• _INSTRUCTION 1_
In the forum thread below, how much does Thufir say he doesn't want to pay for a machine he can't froth and pull a shot on in one go?

• _TEXT TO READ_
+ + +
# Gaggia Classic Advice



## Thufir (Jan 27, 2013)

Hi

I'm new to this forum but have been a Coffee lover for a few years now.

I am currently without a machine due to being convinced to buy a Nespresso a couple of years ago, which is now replaced by a stovetop, and I'm feeling the need for good Espresso at home again.

After a lot of reading I've decided that the way forward is a classic, plus some mods and accessories.

I'd really love to get some reccommendations for best mods and accessories - tamper/basket/filter/PID/grinder. I was considering a Rancilio Silvia but reviews and forum posts seem to suggest a modded and well equipped Gaggia Classic will perform as well as a sorck Silvia?


----------



## Callum_T (Dec 23, 2012)

I just posted an ad in the for sale section on here with everything you'd need accept for a grinder, have a look ( http://coffeeforums.co.uk/showthread.php?8576-Gaggia-Classic-OPV-adjusted-Silvia-Wand-FS)

The silvia was a weird one for me, I wanted to get one but I couldn't quite stretch to it so I bought my Classic and MC2. Using and getting to grip with the classic is great I'm making great drinks and even getting some latte art out of milk foamed with the V2 Silvia wand. *cutting to the chase* Using the classic the only thing that annoys me is the fact its a single boiler and if I make any milk based drinks - Latte - Cappucino - Flat white - then the process of steaming milk - cooling it down then waiting to start the espresso to brew is annoying and time consuming.

When i was looking for an upgrade i discarded the Silvia straight off because i knew id have to go through the single boiler ordeal again.

All this being said i think the rancilio looks great, but I think with the whole Silvia/classic most users will have one or the other and then step on towards HX'ers or dual boilers - Unless your a shot lover then a PID'ed silvia is the answer I guess.

Hope that is some help Thufir.

Callum


----------



## Thufir (Jan 27, 2013)

Thanks Caluum_T

I'd already shied away from the Rancilia Sylvia because I don't really want to pay £400 plus for a machine I can't forth and pull a shot in one go on.

Is you're Classic PID'd? and got a pressure guage on the portafilter?


----------



## Callum_T (Dec 23, 2012)
+ + +
• _RECORDS FOR THIS TASK_
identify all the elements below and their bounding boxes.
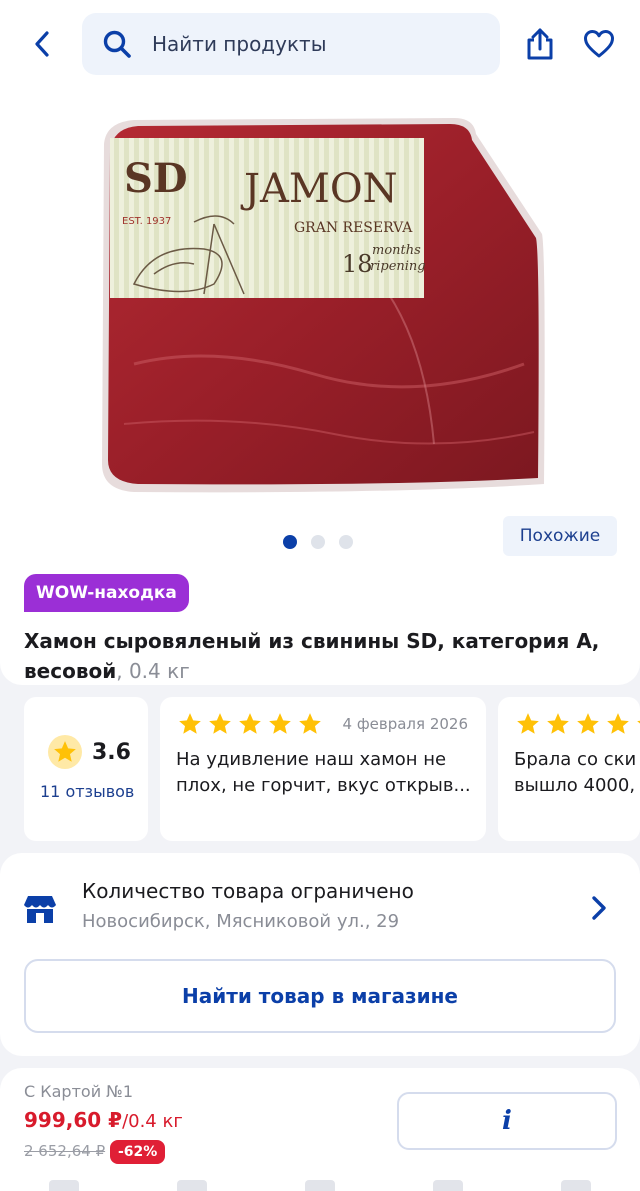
gallery-dot[interactable]: [339, 535, 353, 549]
star-icon: [269, 713, 291, 734]
star-icon: [179, 713, 201, 734]
reviews-count-link[interactable]: 11 отзывов: [40, 782, 134, 801]
star-icon: [577, 713, 599, 734]
price-unit: /0.4 кг: [122, 1111, 183, 1132]
tab-icon[interactable]: [561, 1180, 591, 1191]
chevron-right-icon[interactable]: [588, 893, 610, 923]
stock-status-title: Количество товара ограничено: [82, 879, 414, 903]
product-title: Хамон сыровяленый из свинины SD, категор…: [24, 626, 624, 686]
star-icon: [517, 713, 539, 734]
search-bar[interactable]: [82, 13, 500, 75]
product-gallery[interactable]: SD EST. 1937 JAMON GRAN RESERVA 18 month…: [0, 90, 640, 568]
rating-row: 3.6: [48, 735, 131, 769]
rating-value: 3.6: [92, 739, 131, 765]
rating-summary[interactable]: 3.6 11 отзывов: [24, 697, 148, 841]
gallery-dot[interactable]: [283, 535, 297, 549]
tab-icon[interactable]: [49, 1180, 79, 1191]
wow-badge: WOW-находка: [24, 574, 189, 612]
label-months-number: 18: [342, 250, 373, 278]
label-ripening-text: ripening: [370, 259, 426, 274]
product-title-card: WOW-находка Хамон сыровяленый из свинины…: [0, 568, 640, 685]
back-arrow-icon: [35, 31, 49, 57]
product-image: SD EST. 1937 JAMON GRAN RESERVA 18 month…: [102, 118, 545, 493]
brand-est-text: EST. 1937: [122, 216, 171, 227]
star-icon: [299, 713, 321, 734]
favorite-button[interactable]: [580, 26, 618, 62]
store-icon: [24, 896, 56, 923]
brand-logo-text: SD: [124, 155, 188, 202]
gallery-dot[interactable]: [311, 535, 325, 549]
tab-icon[interactable]: [305, 1180, 335, 1191]
star-icon: [48, 735, 82, 769]
tab-icon[interactable]: [433, 1180, 463, 1191]
share-icon: [527, 28, 553, 60]
star-icon: [547, 713, 569, 734]
label-months-text: months: [372, 243, 421, 258]
label-subtitle-text: GRAN RESERVA: [294, 220, 413, 236]
bottom-tabbar-peek: [0, 1180, 640, 1191]
product-weight: , 0.4 кг: [116, 659, 190, 683]
share-button[interactable]: [522, 24, 558, 64]
star-icon: [637, 720, 640, 724]
info-button[interactable]: i: [397, 1092, 617, 1150]
review-stars: [176, 711, 324, 737]
label-title-text: JAMON: [240, 166, 398, 212]
heart-icon: [584, 30, 614, 58]
store-availability-card: Количество товара ограничено Новосибирск…: [0, 853, 640, 1056]
product-page: SD EST. 1937 JAMON GRAN RESERVA 18 month…: [0, 0, 640, 1191]
discount-badge: -62%: [110, 1140, 166, 1164]
similar-button[interactable]: Похожие: [503, 516, 617, 556]
back-button[interactable]: [26, 28, 58, 60]
product-name: Хамон сыровяленый из свинины SD, категор…: [24, 629, 600, 683]
card-price-label: С Картой №1: [24, 1082, 133, 1101]
gallery-pagination: [283, 535, 353, 549]
old-price: 2 652,64 ₽: [24, 1142, 106, 1160]
search-icon: [100, 27, 134, 61]
review-text: Брала со ски вышло 4000,: [514, 749, 637, 796]
star-icon: [607, 713, 629, 734]
price-bar: С Картой №1 999,60 ₽/0.4 кг 2 652,64 ₽ -…: [0, 1068, 640, 1191]
price-value: 999,60 ₽: [24, 1108, 123, 1132]
review-date: 4 февраля 2026: [342, 715, 468, 733]
find-in-store-button[interactable]: Найти товар в магазине: [24, 959, 616, 1033]
search-input[interactable]: [152, 32, 472, 56]
current-price: 999,60 ₽/0.4 кг: [24, 1108, 183, 1132]
review-stars: [514, 711, 640, 737]
star-icon: [239, 713, 261, 734]
star-icon: [209, 713, 231, 734]
review-card[interactable]: 4 февраля 2026 На удивление наш хамон не…: [160, 697, 486, 841]
tab-icon[interactable]: [177, 1180, 207, 1191]
store-address: Новосибирск, Мясниковой ул., 29: [82, 911, 400, 932]
review-text: На удивление наш хамон не плох, не горчи…: [176, 749, 471, 796]
top-bar: [0, 0, 640, 90]
review-card[interactable]: Брала со ски вышло 4000,: [498, 697, 640, 841]
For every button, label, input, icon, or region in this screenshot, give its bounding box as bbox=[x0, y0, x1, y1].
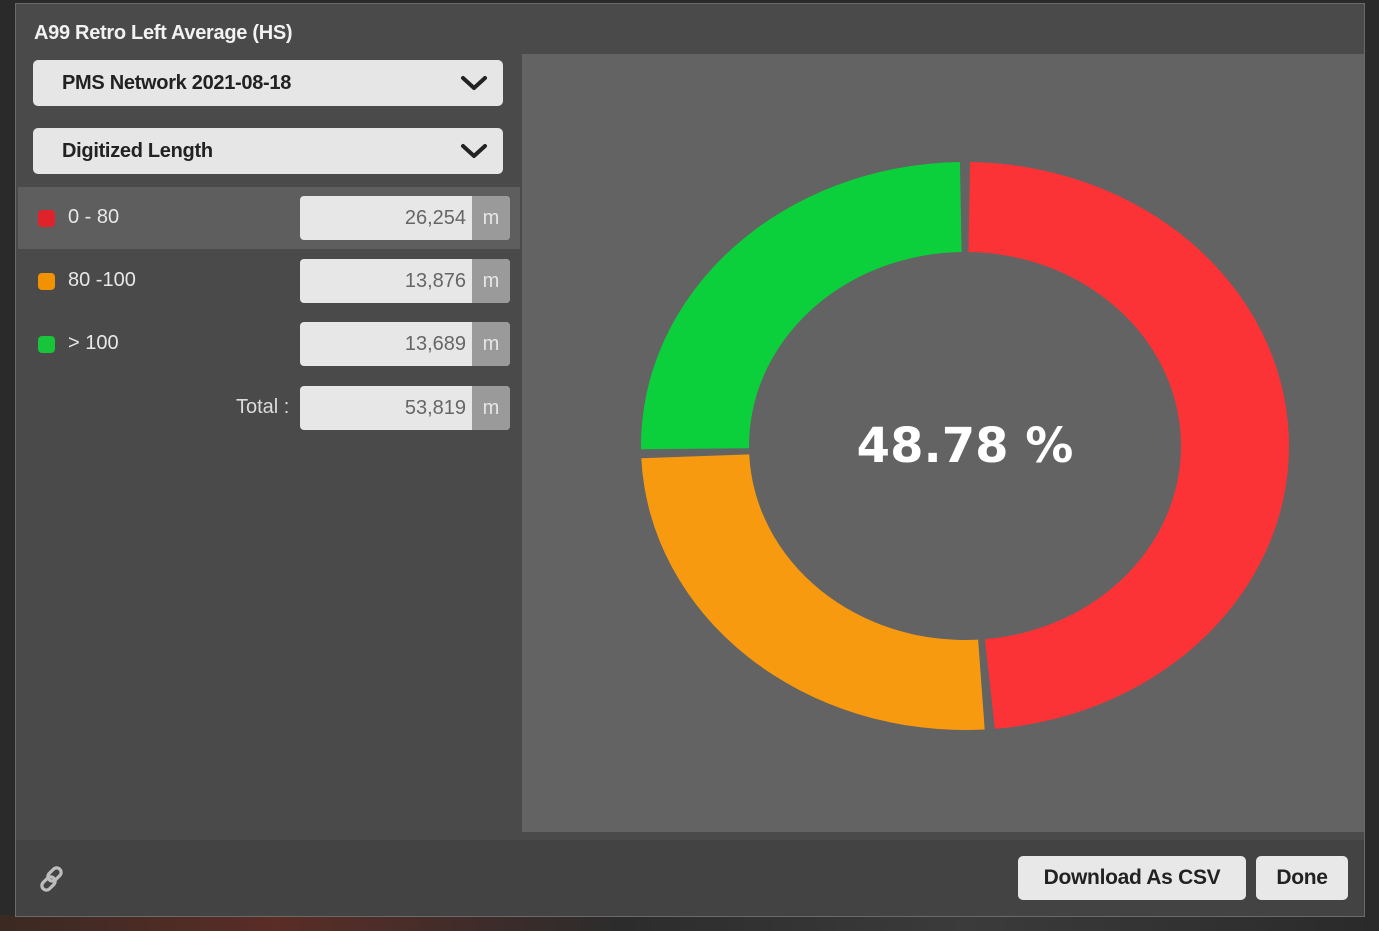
legend-label: > 100 bbox=[68, 332, 119, 354]
legend-row-over-100[interactable]: > 100 13,689 m bbox=[18, 313, 520, 375]
legend-label: 80 -100 bbox=[68, 269, 136, 291]
legend-row-80-100[interactable]: 80 -100 13,876 m bbox=[18, 250, 520, 312]
donut-center-label: 48.78 % bbox=[857, 418, 1074, 474]
total-label: Total : bbox=[236, 396, 290, 418]
unit-label: m bbox=[472, 322, 510, 366]
donut-slice-2[interactable] bbox=[641, 454, 985, 730]
metric-select[interactable]: Digitized Length bbox=[33, 128, 503, 174]
background-strip bbox=[0, 915, 1379, 931]
legend-value-field[interactable]: 26,254 m bbox=[300, 196, 510, 240]
legend-swatch bbox=[38, 210, 55, 227]
total-row: Total : 53,819 m bbox=[18, 376, 520, 438]
link-icon[interactable] bbox=[38, 864, 68, 894]
legend-value: 26,254 bbox=[404, 207, 466, 229]
chevron-down-icon bbox=[461, 76, 487, 90]
donut-chart: 48.78 % bbox=[641, 162, 1289, 730]
total-value-field: 53,819 m bbox=[300, 386, 510, 430]
done-button[interactable]: Done bbox=[1256, 856, 1348, 900]
chart-panel: 48.78 % bbox=[522, 54, 1364, 832]
legend-row-0-80[interactable]: 0 - 80 26,254 m bbox=[18, 187, 520, 249]
unit-label: m bbox=[472, 259, 510, 303]
unit-label: m bbox=[472, 196, 510, 240]
legend-value-field[interactable]: 13,876 m bbox=[300, 259, 510, 303]
total-value: 53,819 bbox=[404, 397, 466, 419]
dialog-footer: Download As CSV Done bbox=[16, 840, 1364, 916]
legend-value: 13,876 bbox=[404, 270, 466, 292]
legend-value: 13,689 bbox=[404, 333, 466, 355]
dataset-select[interactable]: PMS Network 2021-08-18 bbox=[33, 60, 503, 106]
legend-swatch bbox=[38, 336, 55, 353]
legend-swatch bbox=[38, 273, 55, 290]
dialog-title: A99 Retro Left Average (HS) bbox=[34, 22, 293, 44]
legend-label: 0 - 80 bbox=[68, 206, 120, 228]
chart-dialog: A99 Retro Left Average (HS) PMS Network … bbox=[16, 4, 1364, 916]
unit-label: m bbox=[472, 386, 510, 430]
donut-slice-3[interactable] bbox=[641, 162, 962, 450]
chevron-down-icon bbox=[461, 144, 487, 158]
legend-value-field[interactable]: 13,689 m bbox=[300, 322, 510, 366]
metric-select-value: Digitized Length bbox=[62, 139, 213, 162]
dataset-select-value: PMS Network 2021-08-18 bbox=[62, 71, 292, 94]
download-csv-button[interactable]: Download As CSV bbox=[1018, 856, 1246, 900]
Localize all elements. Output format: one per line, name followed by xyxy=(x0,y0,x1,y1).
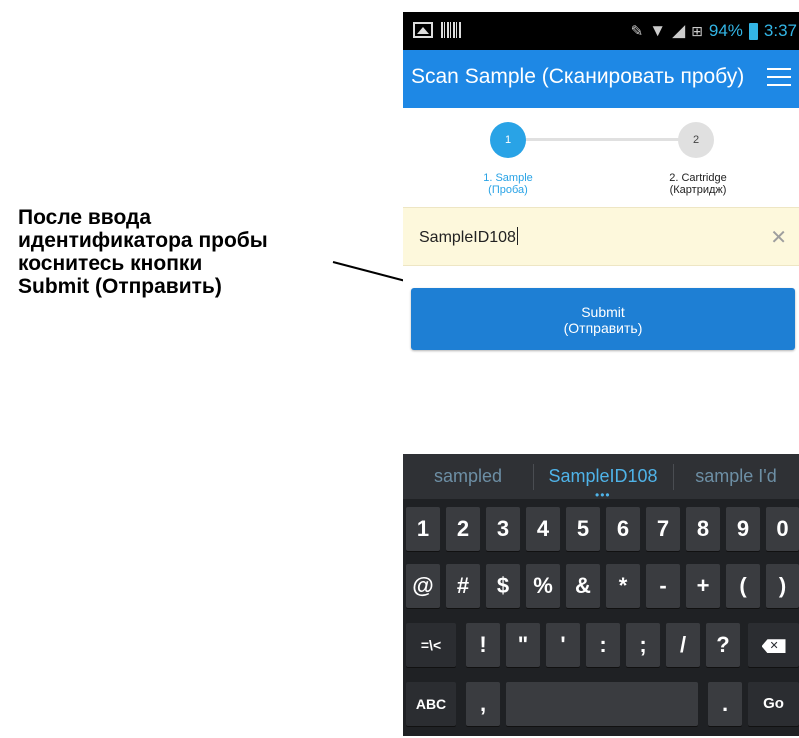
+ + +
• _INSTRUCTION 2_
Output the stretch of the entries from the line containing "legend-label: > 100 bbox=[68, 332, 119, 354]" through the line containing "legend-value-field[interactable]: 13,876 m" as a JSON list of strings, one string per line, with blank lines left out.

• _TASK RESULT 1_
£400 plus.

• _TASK RESULT 2_
[
  "legend-label: > 100 bbox=[68, 332, 119, 354]",
  "legend-row-over-100[interactable]: > 100 13,689 m bbox=[18, 313, 520, 375]",
  "legend-label: 80 -100 bbox=[68, 269, 136, 291]",
  "legend-row-80-100[interactable]: 80 -100 13,876 m bbox=[18, 250, 520, 312]",
  "donut-center-label: 48.78 % bbox=[857, 418, 1074, 474]",
  "total-label: Total : bbox=[236, 396, 290, 418]",
  "unit-label: m bbox=[472, 322, 510, 366]",
  "donut-slice-2[interactable] bbox=[641, 454, 985, 730]",
  "metric-select[interactable]: Digitized Length bbox=[33, 128, 503, 174]",
  "background-strip bbox=[0, 915, 1379, 931]",
  "legend-value-field[interactable]: 26,254 m bbox=[300, 196, 510, 240]",
  "legend-swatch bbox=[38, 210, 55, 227]",
  "total-row: Total : 53,819 m bbox=[18, 376, 520, 438]",
  "link-icon[interactable] bbox=[38, 864, 68, 894]",
  "legend-value: 26,254 bbox=[404, 207, 466, 229]",
  "chevron-down-icon bbox=[461, 76, 487, 90]",
  "donut-chart: 48.78 % bbox=[641, 162, 1289, 730]",
  "total-value-field: 53,819 m bbox=[300, 386, 510, 430]",
  "done-button[interactable]: Done bbox=[1256, 856, 1348, 900]",
  "chart-panel: 48.78 % bbox=[522, 54, 1364, 832]",
  "legend-row-0-80[interactable]: 0 - 80 26,254 m bbox=[18, 187, 520, 249]",
  "unit-label: m bbox=[472, 259, 510, 303]",
  "unit-label: m bbox=[472, 196, 510, 240]",
  "legend-value-field[interactable]: 13,876 m bbox=[300, 259, 510, 303]"
]